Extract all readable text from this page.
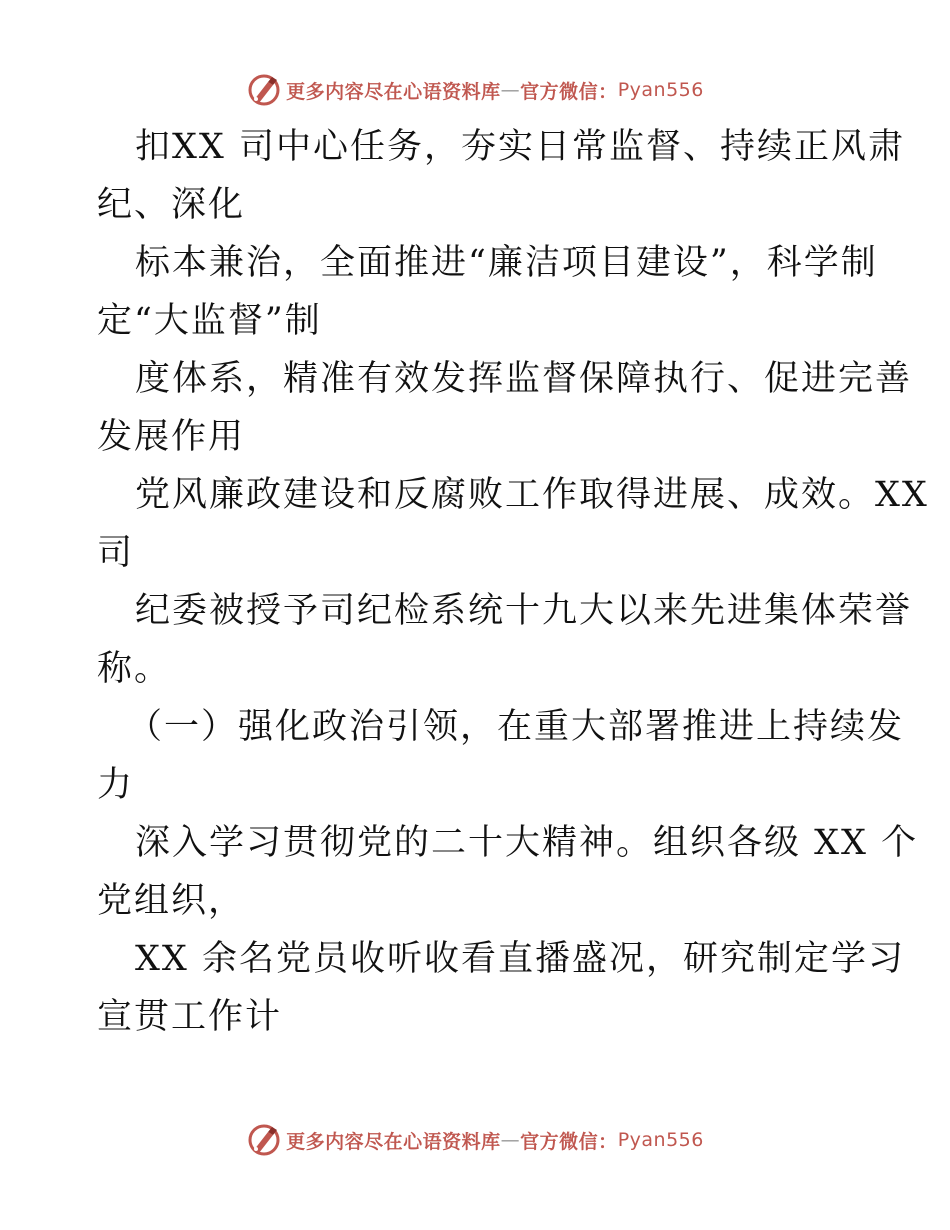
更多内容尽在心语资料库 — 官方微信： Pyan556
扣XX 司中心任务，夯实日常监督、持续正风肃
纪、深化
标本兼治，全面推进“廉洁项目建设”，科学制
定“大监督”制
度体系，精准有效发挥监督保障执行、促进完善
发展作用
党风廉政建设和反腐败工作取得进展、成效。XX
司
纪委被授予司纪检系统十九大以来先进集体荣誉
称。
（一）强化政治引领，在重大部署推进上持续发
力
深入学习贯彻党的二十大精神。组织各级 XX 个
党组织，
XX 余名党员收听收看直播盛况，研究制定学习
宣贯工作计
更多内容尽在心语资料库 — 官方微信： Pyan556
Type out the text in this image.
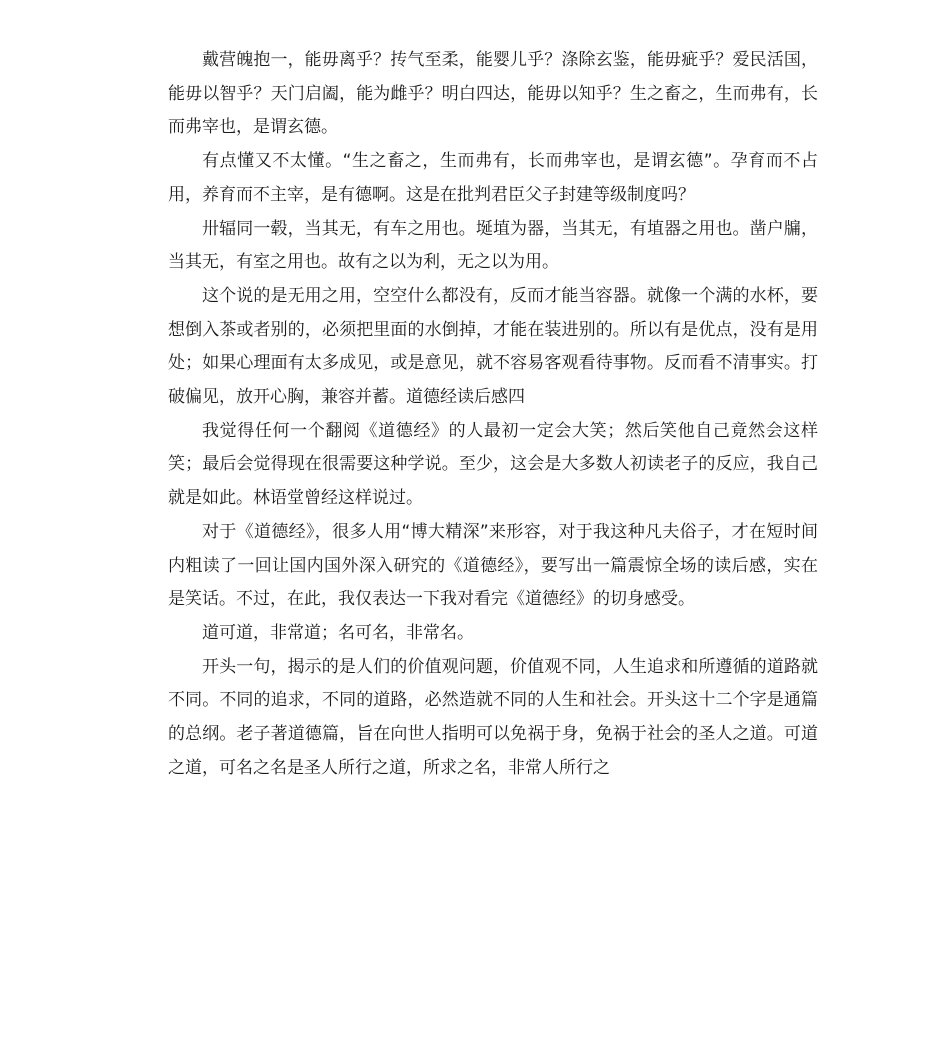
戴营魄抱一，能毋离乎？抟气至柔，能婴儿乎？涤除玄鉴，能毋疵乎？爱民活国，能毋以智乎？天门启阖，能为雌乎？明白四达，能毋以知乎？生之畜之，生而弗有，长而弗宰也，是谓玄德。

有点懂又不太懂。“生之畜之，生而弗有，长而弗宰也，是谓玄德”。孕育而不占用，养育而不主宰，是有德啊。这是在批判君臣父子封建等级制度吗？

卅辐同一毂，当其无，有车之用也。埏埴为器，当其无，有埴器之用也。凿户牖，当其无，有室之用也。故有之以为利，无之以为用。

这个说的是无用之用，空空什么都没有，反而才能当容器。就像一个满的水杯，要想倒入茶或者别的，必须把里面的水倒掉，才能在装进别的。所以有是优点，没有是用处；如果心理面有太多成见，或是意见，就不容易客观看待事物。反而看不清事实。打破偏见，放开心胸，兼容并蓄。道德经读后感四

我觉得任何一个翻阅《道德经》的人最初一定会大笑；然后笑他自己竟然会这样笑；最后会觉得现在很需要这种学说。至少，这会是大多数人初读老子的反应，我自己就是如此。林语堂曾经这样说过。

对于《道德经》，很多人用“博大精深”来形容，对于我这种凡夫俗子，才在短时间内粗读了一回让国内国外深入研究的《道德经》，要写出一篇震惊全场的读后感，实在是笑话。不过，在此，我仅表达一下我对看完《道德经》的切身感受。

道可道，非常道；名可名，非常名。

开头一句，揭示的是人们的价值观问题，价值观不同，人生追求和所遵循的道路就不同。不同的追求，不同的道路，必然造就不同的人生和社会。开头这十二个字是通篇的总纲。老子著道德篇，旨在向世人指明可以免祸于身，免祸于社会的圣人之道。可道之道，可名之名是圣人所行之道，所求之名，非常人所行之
------------------------------------------------
### Written exercise
Copy each line above precisely, dropping the pictures.

### Expected output
Extract all readable text from this page.
更多内容尽在心语资料库 — 官方微信： Pyan556
扣XX 司中心任务，夯实日常监督、持续正风肃
纪、深化
标本兼治，全面推进“廉洁项目建设”，科学制
定“大监督”制
度体系，精准有效发挥监督保障执行、促进完善
发展作用
党风廉政建设和反腐败工作取得进展、成效。XX
司
纪委被授予司纪检系统十九大以来先进集体荣誉
称。
（一）强化政治引领，在重大部署推进上持续发
力
深入学习贯彻党的二十大精神。组织各级 XX 个
党组织，
XX 余名党员收听收看直播盛况，研究制定学习
宣贯工作计
更多内容尽在心语资料库 — 官方微信： Pyan556
Type out the text in this image.
戴营魄抱一，能毋离乎？抟气至柔，能婴儿乎？涤除玄鉴，能毋疵乎？爱民活国，能毋以智乎？天门启阖，能为雌乎？明白四达，能毋以知乎？生之畜之，生而弗有，长而弗宰也，是谓玄德。

有点懂又不太懂。“生之畜之，生而弗有，长而弗宰也，是谓玄德”。孕育而不占用，养育而不主宰，是有德啊。这是在批判君臣父子封建等级制度吗？

卅辐同一毂，当其无，有车之用也。埏埴为器，当其无，有埴器之用也。凿户牖，当其无，有室之用也。故有之以为利，无之以为用。

这个说的是无用之用，空空什么都没有，反而才能当容器。就像一个满的水杯，要想倒入茶或者别的，必须把里面的水倒掉，才能在装进别的。所以有是优点，没有是用处；如果心理面有太多成见，或是意见，就不容易客观看待事物。反而看不清事实。打破偏见，放开心胸，兼容并蓄。道德经读后感四

我觉得任何一个翻阅《道德经》的人最初一定会大笑；然后笑他自己竟然会这样笑；最后会觉得现在很需要这种学说。至少，这会是大多数人初读老子的反应，我自己就是如此。林语堂曾经这样说过。

对于《道德经》，很多人用“博大精深”来形容，对于我这种凡夫俗子，才在短时间内粗读了一回让国内国外深入研究的《道德经》，要写出一篇震惊全场的读后感，实在是笑话。不过，在此，我仅表达一下我对看完《道德经》的切身感受。

道可道，非常道；名可名，非常名。

开头一句，揭示的是人们的价值观问题，价值观不同，人生追求和所遵循的道路就不同。不同的追求，不同的道路，必然造就不同的人生和社会。开头这十二个字是通篇的总纲。老子著道德篇，旨在向世人指明可以免祸于身，免祸于社会的圣人之道。可道之道，可名之名是圣人所行之道，所求之名，非常人所行之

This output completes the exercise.